### ABOUT THIS EXERCISE
Scan the data, and whenever a line contains "Kausar", copy it.

───── RECORDS PROVIDED ─────

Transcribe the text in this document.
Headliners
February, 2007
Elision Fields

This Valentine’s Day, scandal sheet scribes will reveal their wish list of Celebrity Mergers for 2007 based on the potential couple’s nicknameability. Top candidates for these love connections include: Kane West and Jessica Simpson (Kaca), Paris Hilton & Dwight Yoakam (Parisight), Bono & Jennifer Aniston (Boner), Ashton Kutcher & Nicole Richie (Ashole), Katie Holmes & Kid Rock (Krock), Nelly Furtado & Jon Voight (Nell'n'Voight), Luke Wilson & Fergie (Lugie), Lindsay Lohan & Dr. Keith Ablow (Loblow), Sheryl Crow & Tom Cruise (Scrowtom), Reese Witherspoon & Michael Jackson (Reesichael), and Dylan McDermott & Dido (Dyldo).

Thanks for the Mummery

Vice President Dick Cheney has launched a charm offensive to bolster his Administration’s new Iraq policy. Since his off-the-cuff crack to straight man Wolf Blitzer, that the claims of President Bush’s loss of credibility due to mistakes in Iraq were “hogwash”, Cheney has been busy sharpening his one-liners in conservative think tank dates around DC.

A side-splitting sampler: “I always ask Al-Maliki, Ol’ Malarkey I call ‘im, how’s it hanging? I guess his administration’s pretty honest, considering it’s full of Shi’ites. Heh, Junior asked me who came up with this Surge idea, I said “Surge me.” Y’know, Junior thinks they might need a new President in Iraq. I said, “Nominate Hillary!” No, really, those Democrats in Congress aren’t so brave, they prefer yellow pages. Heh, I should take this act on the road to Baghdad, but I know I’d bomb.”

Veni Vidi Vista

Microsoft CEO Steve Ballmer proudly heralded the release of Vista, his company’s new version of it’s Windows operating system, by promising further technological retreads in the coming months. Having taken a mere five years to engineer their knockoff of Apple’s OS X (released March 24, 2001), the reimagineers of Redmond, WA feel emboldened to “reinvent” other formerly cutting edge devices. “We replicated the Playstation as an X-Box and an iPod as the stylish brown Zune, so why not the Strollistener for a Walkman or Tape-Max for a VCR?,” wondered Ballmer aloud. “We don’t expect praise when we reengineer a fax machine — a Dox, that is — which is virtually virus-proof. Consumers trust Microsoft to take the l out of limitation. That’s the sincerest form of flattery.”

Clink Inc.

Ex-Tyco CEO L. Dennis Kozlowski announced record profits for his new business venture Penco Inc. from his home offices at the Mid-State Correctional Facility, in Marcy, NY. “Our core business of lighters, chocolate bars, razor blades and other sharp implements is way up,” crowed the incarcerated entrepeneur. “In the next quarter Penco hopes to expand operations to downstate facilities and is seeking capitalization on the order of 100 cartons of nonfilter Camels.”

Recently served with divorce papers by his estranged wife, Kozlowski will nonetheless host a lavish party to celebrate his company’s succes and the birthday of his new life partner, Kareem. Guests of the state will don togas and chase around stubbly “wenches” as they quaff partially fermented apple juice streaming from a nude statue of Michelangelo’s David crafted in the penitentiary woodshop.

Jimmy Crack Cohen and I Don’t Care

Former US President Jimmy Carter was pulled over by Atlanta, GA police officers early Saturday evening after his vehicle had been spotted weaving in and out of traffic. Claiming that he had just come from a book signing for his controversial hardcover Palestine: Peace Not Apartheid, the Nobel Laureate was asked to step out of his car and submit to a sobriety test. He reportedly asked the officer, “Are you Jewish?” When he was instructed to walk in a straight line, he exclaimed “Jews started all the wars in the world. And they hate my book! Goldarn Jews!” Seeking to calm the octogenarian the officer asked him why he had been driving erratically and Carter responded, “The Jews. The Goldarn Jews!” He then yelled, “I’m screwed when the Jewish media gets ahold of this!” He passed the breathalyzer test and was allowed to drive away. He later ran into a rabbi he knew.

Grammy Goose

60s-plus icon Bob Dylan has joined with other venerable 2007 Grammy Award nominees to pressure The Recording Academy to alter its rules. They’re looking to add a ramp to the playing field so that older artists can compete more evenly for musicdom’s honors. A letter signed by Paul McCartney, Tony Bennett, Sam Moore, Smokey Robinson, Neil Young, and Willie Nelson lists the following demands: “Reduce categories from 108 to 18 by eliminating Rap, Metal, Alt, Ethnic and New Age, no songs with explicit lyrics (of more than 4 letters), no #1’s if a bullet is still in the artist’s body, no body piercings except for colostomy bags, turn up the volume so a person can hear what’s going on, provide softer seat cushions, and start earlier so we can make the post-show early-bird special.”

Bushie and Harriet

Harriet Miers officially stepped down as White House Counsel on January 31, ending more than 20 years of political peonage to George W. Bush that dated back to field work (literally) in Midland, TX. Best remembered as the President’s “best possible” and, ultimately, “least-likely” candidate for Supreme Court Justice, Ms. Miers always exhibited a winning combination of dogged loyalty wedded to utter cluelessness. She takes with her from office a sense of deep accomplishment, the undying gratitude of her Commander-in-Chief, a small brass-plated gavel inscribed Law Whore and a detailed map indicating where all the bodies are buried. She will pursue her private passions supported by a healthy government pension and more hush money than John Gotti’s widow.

─────
───── RECORDS PROVIDED ─────

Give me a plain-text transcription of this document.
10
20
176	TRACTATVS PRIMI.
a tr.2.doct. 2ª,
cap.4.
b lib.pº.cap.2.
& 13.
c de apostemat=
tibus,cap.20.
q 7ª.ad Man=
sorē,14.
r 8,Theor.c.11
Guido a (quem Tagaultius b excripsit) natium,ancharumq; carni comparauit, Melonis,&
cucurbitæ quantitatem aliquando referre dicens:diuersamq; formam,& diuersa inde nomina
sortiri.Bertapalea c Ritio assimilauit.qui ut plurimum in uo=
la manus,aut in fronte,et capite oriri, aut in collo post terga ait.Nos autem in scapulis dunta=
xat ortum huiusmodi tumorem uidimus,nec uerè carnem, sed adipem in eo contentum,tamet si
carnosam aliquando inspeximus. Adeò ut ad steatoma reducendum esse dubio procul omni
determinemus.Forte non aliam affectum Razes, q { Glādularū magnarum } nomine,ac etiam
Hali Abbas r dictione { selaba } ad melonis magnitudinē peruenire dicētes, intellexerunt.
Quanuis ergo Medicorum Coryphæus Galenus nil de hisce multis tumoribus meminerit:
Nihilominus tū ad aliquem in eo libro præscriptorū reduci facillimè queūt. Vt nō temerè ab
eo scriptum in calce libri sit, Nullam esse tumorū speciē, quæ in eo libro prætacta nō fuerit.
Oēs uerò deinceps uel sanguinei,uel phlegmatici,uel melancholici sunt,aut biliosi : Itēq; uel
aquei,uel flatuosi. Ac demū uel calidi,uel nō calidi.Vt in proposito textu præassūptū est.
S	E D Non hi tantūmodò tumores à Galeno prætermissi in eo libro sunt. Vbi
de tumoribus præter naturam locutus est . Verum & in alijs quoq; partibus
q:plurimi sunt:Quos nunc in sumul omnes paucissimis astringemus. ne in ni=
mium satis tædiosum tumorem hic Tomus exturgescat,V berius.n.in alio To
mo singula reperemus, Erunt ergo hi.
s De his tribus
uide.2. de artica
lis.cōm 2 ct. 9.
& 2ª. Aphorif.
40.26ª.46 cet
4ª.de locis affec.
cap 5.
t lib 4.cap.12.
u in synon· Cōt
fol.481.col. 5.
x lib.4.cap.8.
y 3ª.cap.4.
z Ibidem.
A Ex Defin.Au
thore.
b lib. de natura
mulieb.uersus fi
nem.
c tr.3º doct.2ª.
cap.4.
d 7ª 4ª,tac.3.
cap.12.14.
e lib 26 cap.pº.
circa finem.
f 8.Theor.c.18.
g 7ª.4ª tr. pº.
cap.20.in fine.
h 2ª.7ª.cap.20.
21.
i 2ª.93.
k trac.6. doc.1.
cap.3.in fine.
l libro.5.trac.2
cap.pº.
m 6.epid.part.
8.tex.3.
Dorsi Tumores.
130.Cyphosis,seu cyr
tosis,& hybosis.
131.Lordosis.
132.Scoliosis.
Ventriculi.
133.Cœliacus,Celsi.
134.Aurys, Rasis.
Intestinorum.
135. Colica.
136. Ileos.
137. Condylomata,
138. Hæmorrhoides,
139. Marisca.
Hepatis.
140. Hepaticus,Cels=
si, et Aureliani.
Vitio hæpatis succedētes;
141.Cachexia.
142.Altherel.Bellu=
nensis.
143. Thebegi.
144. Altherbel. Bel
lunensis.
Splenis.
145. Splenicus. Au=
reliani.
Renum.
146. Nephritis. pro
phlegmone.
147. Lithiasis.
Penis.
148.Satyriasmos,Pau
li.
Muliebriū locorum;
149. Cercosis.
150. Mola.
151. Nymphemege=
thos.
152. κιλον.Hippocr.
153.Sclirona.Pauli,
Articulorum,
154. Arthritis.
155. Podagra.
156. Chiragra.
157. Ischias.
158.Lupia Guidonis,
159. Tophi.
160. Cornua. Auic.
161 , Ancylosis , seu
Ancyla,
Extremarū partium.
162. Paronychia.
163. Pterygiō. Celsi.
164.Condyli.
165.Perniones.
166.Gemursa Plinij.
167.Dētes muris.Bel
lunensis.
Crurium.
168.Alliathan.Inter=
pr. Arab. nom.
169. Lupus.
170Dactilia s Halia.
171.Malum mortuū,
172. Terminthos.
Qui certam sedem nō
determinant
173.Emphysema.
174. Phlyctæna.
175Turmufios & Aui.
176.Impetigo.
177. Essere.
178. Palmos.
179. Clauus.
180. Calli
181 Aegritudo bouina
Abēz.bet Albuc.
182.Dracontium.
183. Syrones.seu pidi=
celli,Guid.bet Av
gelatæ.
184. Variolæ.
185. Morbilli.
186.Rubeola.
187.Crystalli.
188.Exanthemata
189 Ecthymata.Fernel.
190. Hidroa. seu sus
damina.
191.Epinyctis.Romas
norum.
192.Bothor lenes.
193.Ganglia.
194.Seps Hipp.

─────
───── RECORDS PROVIDED ─────

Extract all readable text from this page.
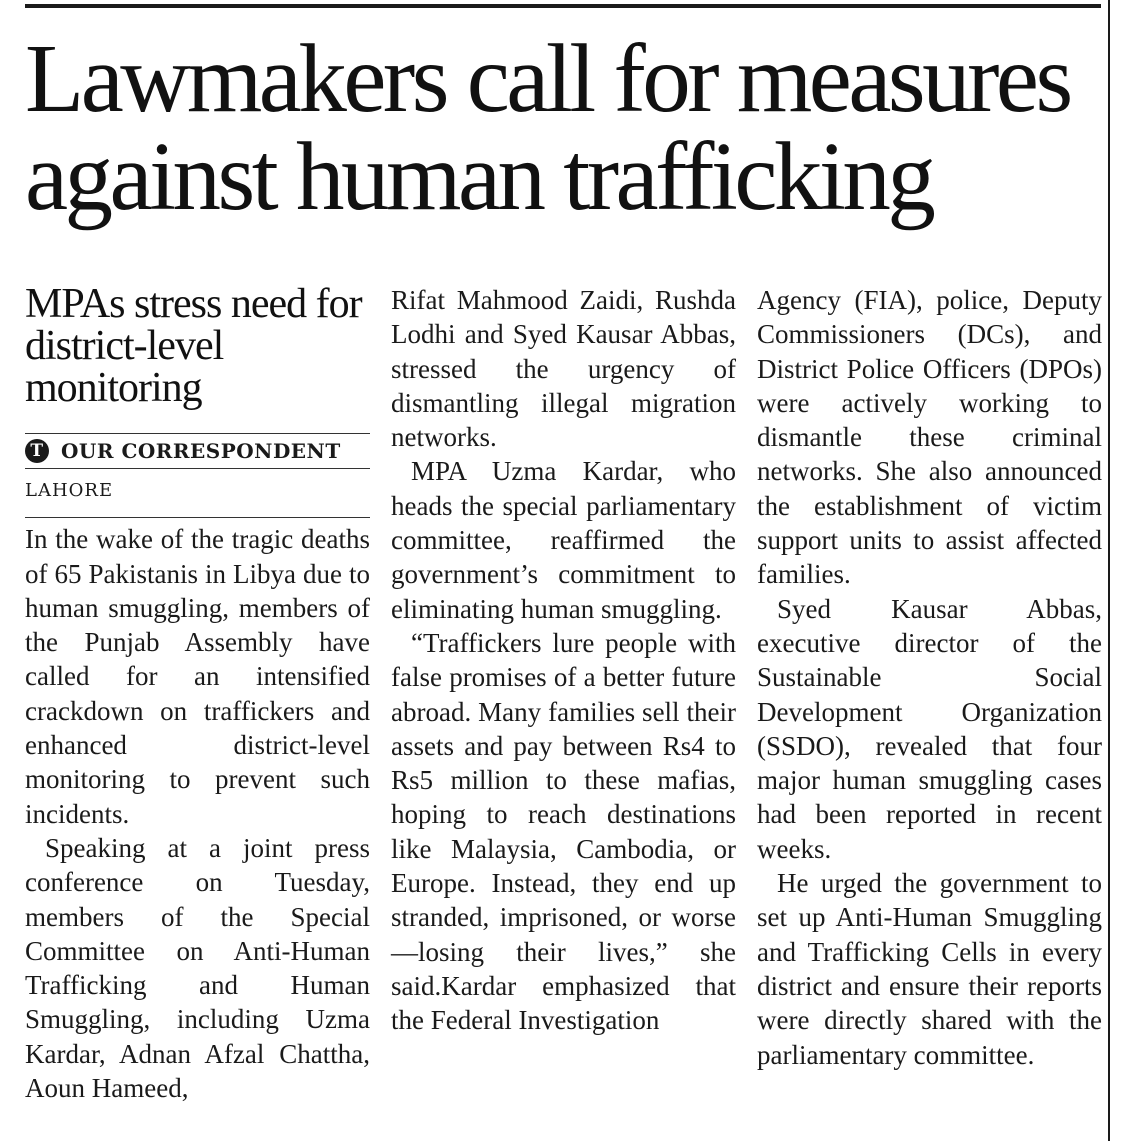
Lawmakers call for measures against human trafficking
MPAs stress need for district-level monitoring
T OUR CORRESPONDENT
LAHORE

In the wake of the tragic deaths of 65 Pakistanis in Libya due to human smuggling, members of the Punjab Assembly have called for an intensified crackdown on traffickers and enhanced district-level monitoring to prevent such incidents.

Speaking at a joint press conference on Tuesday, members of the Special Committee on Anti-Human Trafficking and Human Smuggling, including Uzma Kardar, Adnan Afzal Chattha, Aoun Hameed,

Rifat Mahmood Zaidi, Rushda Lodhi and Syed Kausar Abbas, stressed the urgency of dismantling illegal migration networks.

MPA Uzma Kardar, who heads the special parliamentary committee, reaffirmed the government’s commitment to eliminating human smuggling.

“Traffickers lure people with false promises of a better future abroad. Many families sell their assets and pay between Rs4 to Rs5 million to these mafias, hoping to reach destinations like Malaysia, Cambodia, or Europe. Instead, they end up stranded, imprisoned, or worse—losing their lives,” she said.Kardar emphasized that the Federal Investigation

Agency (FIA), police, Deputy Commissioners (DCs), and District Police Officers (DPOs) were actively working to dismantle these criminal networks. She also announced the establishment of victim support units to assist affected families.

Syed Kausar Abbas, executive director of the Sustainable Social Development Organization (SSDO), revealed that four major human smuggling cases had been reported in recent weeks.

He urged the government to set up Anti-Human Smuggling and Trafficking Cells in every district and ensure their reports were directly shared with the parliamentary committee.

─────

### COMPLETED TASK
Rifat Mahmood Zaidi, Rushda Lodhi and Syed Kausar Abbas, stressed the urgency of dismantling illegal migration networks.
Syed Kausar Abbas, executive director of the Sustainable Social Development Organization (SSDO), revealed that four major human smuggling cases had been reported in recent weeks.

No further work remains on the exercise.